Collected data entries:
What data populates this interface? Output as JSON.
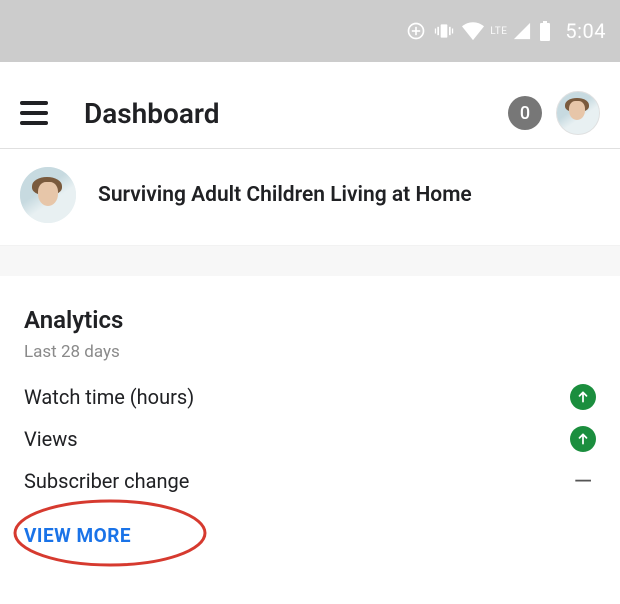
{
  "status": {
    "time": "5:04",
    "lte": "LTE"
  },
  "appbar": {
    "title": "Dashboard",
    "badge": "0"
  },
  "video": {
    "title": "Surviving Adult Children Living at Home"
  },
  "analytics": {
    "heading": "Analytics",
    "subheading": "Last 28 days",
    "metrics": [
      {
        "label": "Watch time (hours)",
        "trend": "up"
      },
      {
        "label": "Views",
        "trend": "up"
      },
      {
        "label": "Subscriber change",
        "trend": "flat"
      }
    ],
    "view_more": "VIEW MORE"
  }
}
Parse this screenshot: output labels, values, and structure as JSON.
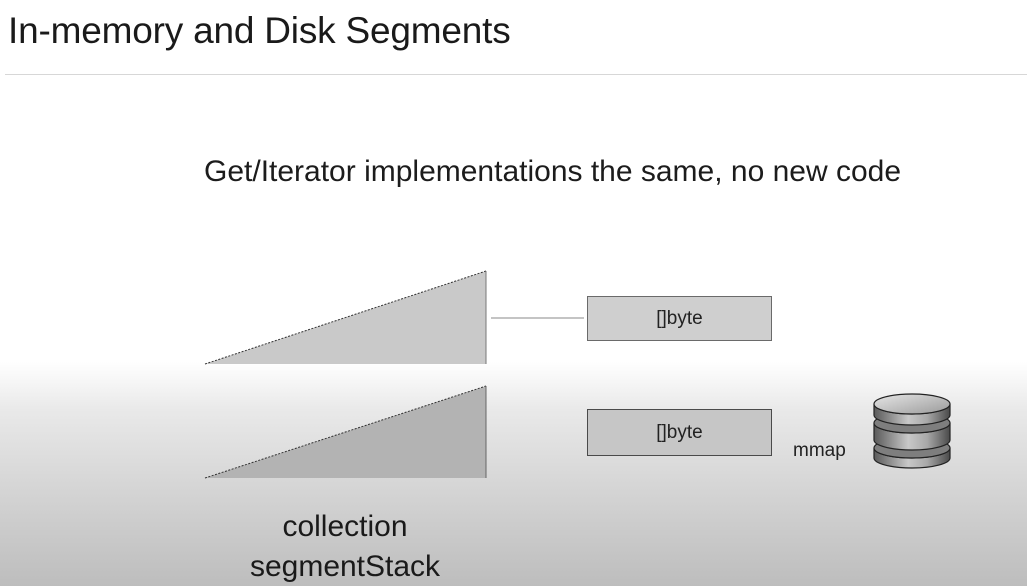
{
  "slide": {
    "title": "In-memory and Disk Segments",
    "subtitle": "Get/Iterator implementations the same, no new code"
  },
  "diagram": {
    "top_buffer_label": "[]byte",
    "bottom_buffer_label": "[]byte",
    "mmap_label": "mmap",
    "caption_line1": "collection",
    "caption_line2": "segmentStack",
    "icons": {
      "disk": "database-icon"
    }
  }
}
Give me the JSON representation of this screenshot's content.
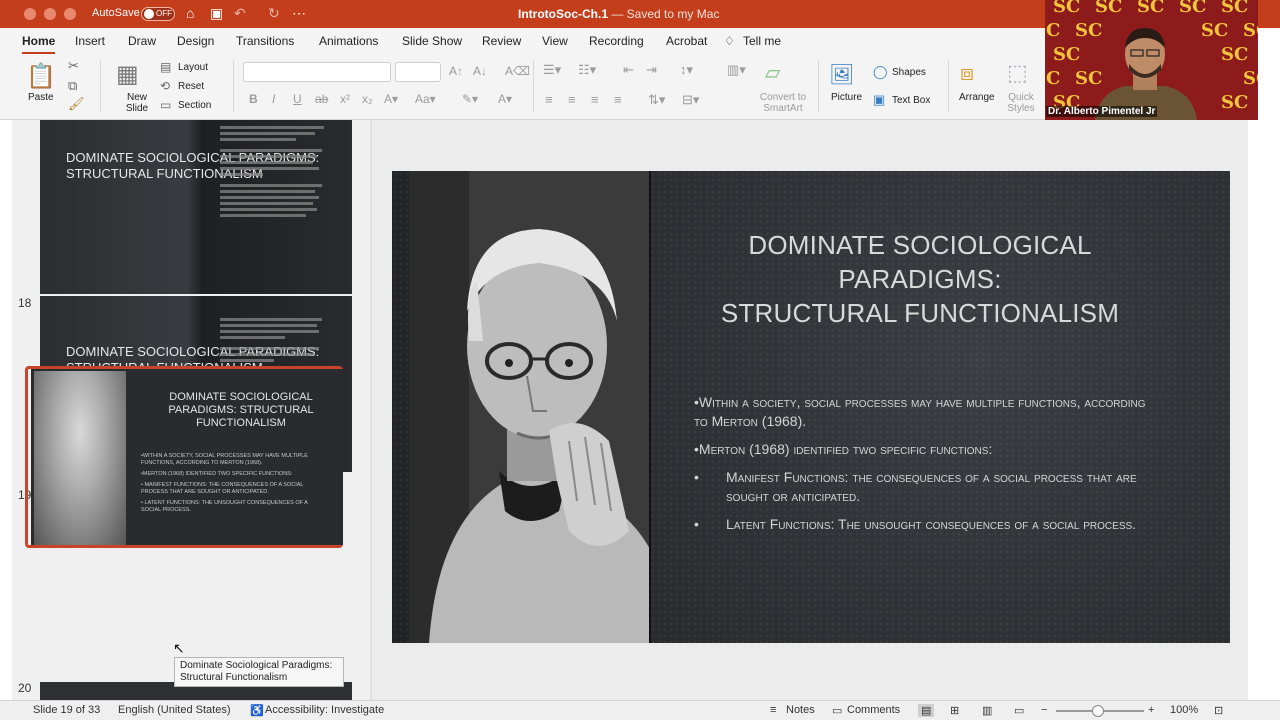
{
  "titlebar": {
    "autosave_label": "AutoSave",
    "autosave_state": "OFF",
    "doc_name": "IntrotoSoc-Ch.1",
    "saved_status": " — Saved to my Mac",
    "icons": [
      "home-icon",
      "save-icon",
      "undo-icon",
      "redo-icon",
      "more-icon"
    ]
  },
  "tabs": [
    "Home",
    "Insert",
    "Draw",
    "Design",
    "Transitions",
    "Animations",
    "Slide Show",
    "Review",
    "View",
    "Recording",
    "Acrobat",
    "Tell me"
  ],
  "ribbon": {
    "paste": "Paste",
    "new_slide": "New Slide",
    "layout": "Layout",
    "reset": "Reset",
    "section": "Section",
    "convert_smartart": "Convert to SmartArt",
    "picture": "Picture",
    "shapes": "Shapes",
    "text_box": "Text Box",
    "arrange": "Arrange",
    "quick_styles": "Quick Styles"
  },
  "video": {
    "presenter": "Dr. Alberto Pimentel Jr"
  },
  "thumbnails": {
    "slide17_title": "Dominate Sociological Paradigms: Structural Functionalism",
    "slide18_num": "18",
    "slide18_title": "Dominate Sociological Paradigms: Structural Functionalism",
    "slide19_num": "19",
    "slide19_title": "Dominate Sociological Paradigms: Structural Functionalism",
    "slide19_body": [
      "•Within a society, social processes may have multiple functions, according to Merton (1968).",
      "•Merton (1968) identified two specific functions:",
      "•   Manifest Functions: The consequences of a social process that are sought or anticipated.",
      "•   Latent Functions: The unsought consequences of a social process."
    ],
    "slide20_num": "20",
    "tooltip": "Dominate Sociological Paradigms: Structural Functionalism"
  },
  "slide": {
    "title_line1": "Dominate Sociological",
    "title_line2": "Paradigms:",
    "title_line3": "Structural Functionalism",
    "bullet1": "•Within a society, social processes may have multiple functions, according to Merton (1968).",
    "bullet2": "•Merton (1968) identified two specific functions:",
    "sub1": "Manifest Functions: the consequences of a social process that are sought or anticipated.",
    "sub2": "Latent Functions: The unsought consequences of a social process.",
    "sub_bullet": "•"
  },
  "statusbar": {
    "slide_pos": "Slide 19 of 33",
    "language": "English (United States)",
    "accessibility": "Accessibility: Investigate",
    "notes": "Notes",
    "comments": "Comments",
    "zoom": "100%"
  },
  "colors": {
    "accent": "#c43e1c",
    "selection": "#c7442a",
    "slide_bg": "#2e2f33"
  }
}
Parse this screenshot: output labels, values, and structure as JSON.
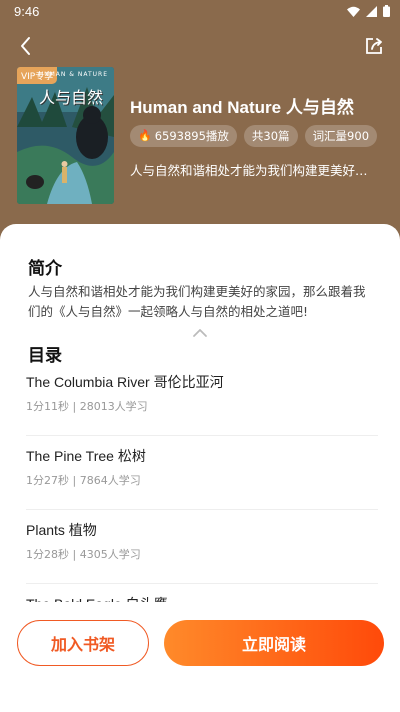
{
  "status": {
    "time": "9:46",
    "icons": [
      "wifi-icon",
      "signal-icon",
      "battery-icon"
    ]
  },
  "nav": {
    "back_icon": "chevron-left-icon",
    "share_icon": "share-icon"
  },
  "cover": {
    "vip_label": "VIP专享",
    "title_en": "HUMAN & NATURE",
    "title_cn": "人与自然"
  },
  "book": {
    "title": "Human and Nature 人与自然",
    "plays": "6593895播放",
    "chapters": "共30篇",
    "vocab": "词汇量900",
    "summary": "人与自然和谐相处才能为我们构建更美好的家园"
  },
  "intro": {
    "heading": "简介",
    "text": "人与自然和谐相处才能为我们构建更美好的家园，那么跟着我们的《人与自然》一起领略人与自然的相处之道吧!"
  },
  "toc": {
    "heading": "目录",
    "items": [
      {
        "title": "The Columbia River 哥伦比亚河",
        "meta": "1分11秒 | 28013人学习"
      },
      {
        "title": "The Pine Tree 松树",
        "meta": "1分27秒 | 7864人学习"
      },
      {
        "title": "Plants 植物",
        "meta": "1分28秒 | 4305人学习"
      },
      {
        "title": "The Bald Eagle 白头鹰",
        "meta": ""
      }
    ]
  },
  "actions": {
    "add_shelf": "加入书架",
    "read_now": "立即阅读"
  },
  "colors": {
    "header_bg": "#8a6a4c",
    "accent": "#f05a24",
    "accent_gradient_start": "#ff8a2a"
  }
}
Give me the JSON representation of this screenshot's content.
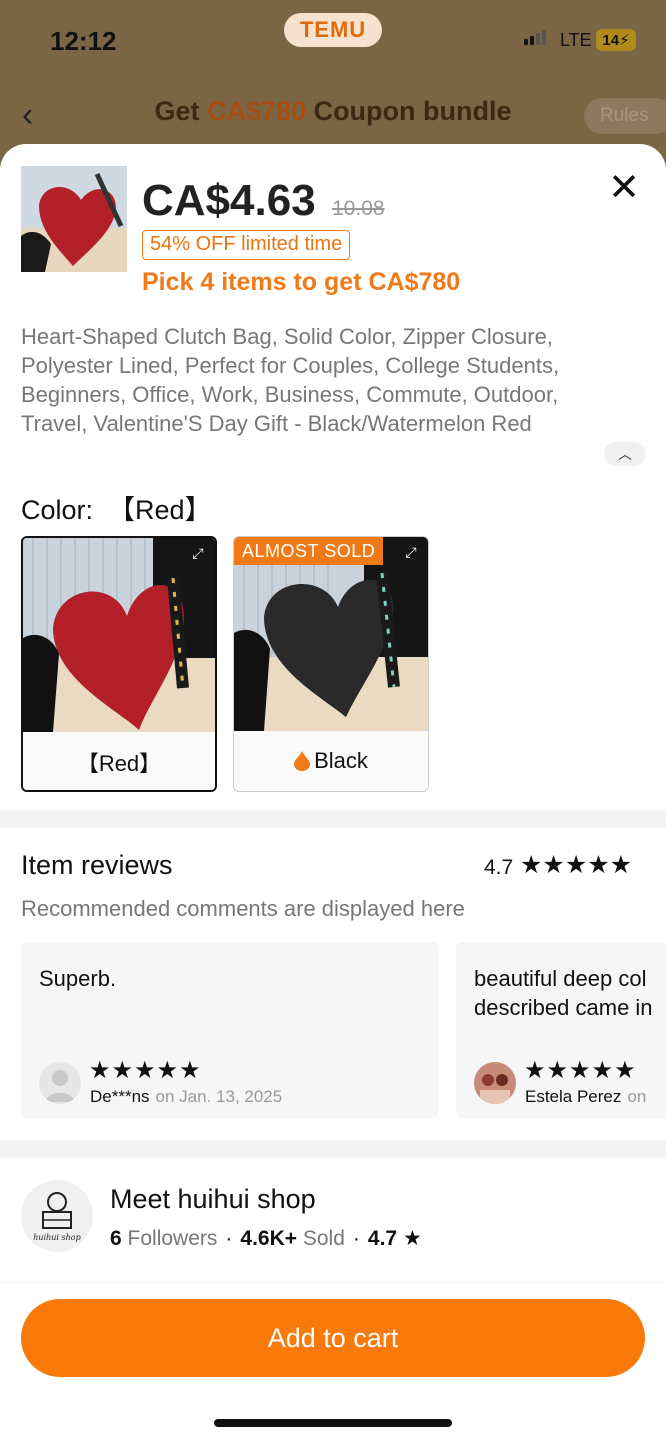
{
  "status_bar": {
    "time": "12:12",
    "network": "LTE",
    "battery": "14"
  },
  "app_badge": "TEMU",
  "background_nav": {
    "title_prefix": "Get ",
    "title_accent": "CA$780",
    "title_suffix": " Coupon bundle",
    "rules": "Rules"
  },
  "product": {
    "price": "CA$4.63",
    "original_price": "10.08",
    "discount_tag": "54% OFF limited time",
    "promo": "Pick 4 items to get CA$780",
    "title": "Heart-Shaped Clutch Bag, Solid Color, Zipper Closure, Polyester Lined, Perfect for Couples, College Students, Beginners, Office, Work, Business, Commute, Outdoor, Travel, Valentine'S Day Gift - Black/Watermelon Red"
  },
  "color": {
    "label": "Color:",
    "selected": "【Red】",
    "options": [
      {
        "label": "【Red】",
        "badge": "",
        "color": "#b3202a"
      },
      {
        "label": "Black",
        "badge": "ALMOST SOLD",
        "color": "#2a2a2a"
      }
    ]
  },
  "reviews": {
    "title": "Item reviews",
    "rating": "4.7",
    "stars": "★★★★★",
    "subtitle": "Recommended comments are displayed here",
    "items": [
      {
        "text": "Superb.",
        "stars": "★★★★★",
        "author": "De***ns",
        "date": "on Jan. 13, 2025"
      },
      {
        "text": "beautiful deep col\ndescribed came in",
        "stars": "★★★★★",
        "author": "Estela Perez",
        "date": "on"
      }
    ]
  },
  "shop": {
    "name": "Meet huihui shop",
    "logo_text": "huihui shop",
    "followers_count": "6",
    "followers_label": "Followers",
    "sold_count": "4.6K+",
    "sold_label": "Sold",
    "rating": "4.7",
    "star": "★"
  },
  "cta": {
    "add_to_cart": "Add to cart"
  },
  "colors": {
    "accent": "#f97a0a",
    "discount": "#f07a18"
  }
}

> **THE EXERCISE**
Your task is to copy the entries in full and exactly, without any images.

> **SOLUTION FOR THIS EXERCISE**
What data populates this interface? Output as JSON.
{
  "status": {
    "time": "5:04",
    "lte": "LTE"
  },
  "appbar": {
    "title": "Dashboard",
    "badge": "0"
  },
  "video": {
    "title": "Surviving Adult Children Living at Home"
  },
  "analytics": {
    "heading": "Analytics",
    "subheading": "Last 28 days",
    "metrics": [
      {
        "label": "Watch time (hours)",
        "trend": "up"
      },
      {
        "label": "Views",
        "trend": "up"
      },
      {
        "label": "Subscriber change",
        "trend": "flat"
      }
    ],
    "view_more": "VIEW MORE"
  }
}
Parse this screenshot: output labels, values, and structure as JSON.
{
  "slide": {
    "title": "In-memory and Disk Segments",
    "subtitle": "Get/Iterator implementations the same, no new code"
  },
  "diagram": {
    "top_buffer_label": "[]byte",
    "bottom_buffer_label": "[]byte",
    "mmap_label": "mmap",
    "caption_line1": "collection",
    "caption_line2": "segmentStack",
    "icons": {
      "disk": "database-icon"
    }
  }
}
Give me the JSON representation of this screenshot's content.
{
  "titlebar": {
    "autosave_label": "AutoSave",
    "autosave_state": "OFF",
    "doc_name": "IntrotoSoc-Ch.1",
    "saved_status": " — Saved to my Mac",
    "icons": [
      "home-icon",
      "save-icon",
      "undo-icon",
      "redo-icon",
      "more-icon"
    ]
  },
  "tabs": [
    "Home",
    "Insert",
    "Draw",
    "Design",
    "Transitions",
    "Animations",
    "Slide Show",
    "Review",
    "View",
    "Recording",
    "Acrobat",
    "Tell me"
  ],
  "ribbon": {
    "paste": "Paste",
    "new_slide": "New Slide",
    "layout": "Layout",
    "reset": "Reset",
    "section": "Section",
    "convert_smartart": "Convert to SmartArt",
    "picture": "Picture",
    "shapes": "Shapes",
    "text_box": "Text Box",
    "arrange": "Arrange",
    "quick_styles": "Quick Styles"
  },
  "video": {
    "presenter": "Dr. Alberto Pimentel Jr"
  },
  "thumbnails": {
    "slide17_title": "Dominate Sociological Paradigms: Structural Functionalism",
    "slide18_num": "18",
    "slide18_title": "Dominate Sociological Paradigms: Structural Functionalism",
    "slide19_num": "19",
    "slide19_title": "Dominate Sociological Paradigms: Structural Functionalism",
    "slide19_body": [
      "•Within a society, social processes may have multiple functions, according to Merton (1968).",
      "•Merton (1968) identified two specific functions:",
      "•   Manifest Functions: The consequences of a social process that are sought or anticipated.",
      "•   Latent Functions: The unsought consequences of a social process."
    ],
    "slide20_num": "20",
    "tooltip": "Dominate Sociological Paradigms: Structural Functionalism"
  },
  "slide": {
    "title_line1": "Dominate Sociological",
    "title_line2": "Paradigms:",
    "title_line3": "Structural Functionalism",
    "bullet1": "•Within a society, social processes may have multiple functions, according to Merton (1968).",
    "bullet2": "•Merton (1968) identified two specific functions:",
    "sub1": "Manifest Functions: the consequences of a social process that are sought or anticipated.",
    "sub2": "Latent Functions: The unsought consequences of a social process.",
    "sub_bullet": "•"
  },
  "statusbar": {
    "slide_pos": "Slide 19 of 33",
    "language": "English (United States)",
    "accessibility": "Accessibility: Investigate",
    "notes": "Notes",
    "comments": "Comments",
    "zoom": "100%"
  },
  "colors": {
    "accent": "#c43e1c",
    "selection": "#c7442a",
    "slide_bg": "#2e2f33"
  }
}
Parse this screenshot: output labels, values, and structure as JSON.
{
  "status": {
    "time": "9:46",
    "icons": [
      "wifi-icon",
      "signal-icon",
      "battery-icon"
    ]
  },
  "nav": {
    "back_icon": "chevron-left-icon",
    "share_icon": "share-icon"
  },
  "cover": {
    "vip_label": "VIP专享",
    "title_en": "HUMAN & NATURE",
    "title_cn": "人与自然"
  },
  "book": {
    "title": "Human and Nature 人与自然",
    "plays": "6593895播放",
    "chapters": "共30篇",
    "vocab": "词汇量900",
    "summary": "人与自然和谐相处才能为我们构建更美好的家园"
  },
  "intro": {
    "heading": "简介",
    "text": "人与自然和谐相处才能为我们构建更美好的家园，那么跟着我们的《人与自然》一起领略人与自然的相处之道吧!"
  },
  "toc": {
    "heading": "目录",
    "items": [
      {
        "title": "The Columbia River 哥伦比亚河",
        "meta": "1分11秒 | 28013人学习"
      },
      {
        "title": "The Pine Tree 松树",
        "meta": "1分27秒 | 7864人学习"
      },
      {
        "title": "Plants 植物",
        "meta": "1分28秒 | 4305人学习"
      },
      {
        "title": "The Bald Eagle 白头鹰",
        "meta": ""
      }
    ]
  },
  "actions": {
    "add_shelf": "加入书架",
    "read_now": "立即阅读"
  },
  "colors": {
    "header_bg": "#8a6a4c",
    "accent": "#f05a24",
    "accent_gradient_start": "#ff8a2a"
  }
}
Give me the JSON representation of this screenshot's content.
{
  "status_bar": {
    "time": "12:12",
    "network": "LTE",
    "battery": "14"
  },
  "app_badge": "TEMU",
  "background_nav": {
    "title_prefix": "Get ",
    "title_accent": "CA$780",
    "title_suffix": " Coupon bundle",
    "rules": "Rules"
  },
  "product": {
    "price": "CA$4.63",
    "original_price": "10.08",
    "discount_tag": "54% OFF limited time",
    "promo": "Pick 4 items to get CA$780",
    "title": "Heart-Shaped Clutch Bag, Solid Color, Zipper Closure, Polyester Lined, Perfect for Couples, College Students, Beginners, Office, Work, Business, Commute, Outdoor, Travel, Valentine'S Day Gift - Black/Watermelon Red"
  },
  "color": {
    "label": "Color:",
    "selected": "【Red】",
    "options": [
      {
        "label": "【Red】",
        "badge": "",
        "color": "#b3202a"
      },
      {
        "label": "Black",
        "badge": "ALMOST SOLD",
        "color": "#2a2a2a"
      }
    ]
  },
  "reviews": {
    "title": "Item reviews",
    "rating": "4.7",
    "stars": "★★★★★",
    "subtitle": "Recommended comments are displayed here",
    "items": [
      {
        "text": "Superb.",
        "stars": "★★★★★",
        "author": "De***ns",
        "date": "on Jan. 13, 2025"
      },
      {
        "text": "beautiful deep col\ndescribed came in",
        "stars": "★★★★★",
        "author": "Estela Perez",
        "date": "on"
      }
    ]
  },
  "shop": {
    "name": "Meet huihui shop",
    "logo_text": "huihui shop",
    "followers_count": "6",
    "followers_label": "Followers",
    "sold_count": "4.6K+",
    "sold_label": "Sold",
    "rating": "4.7",
    "star": "★"
  },
  "cta": {
    "add_to_cart": "Add to cart"
  },
  "colors": {
    "accent": "#f97a0a",
    "discount": "#f07a18"
  }
}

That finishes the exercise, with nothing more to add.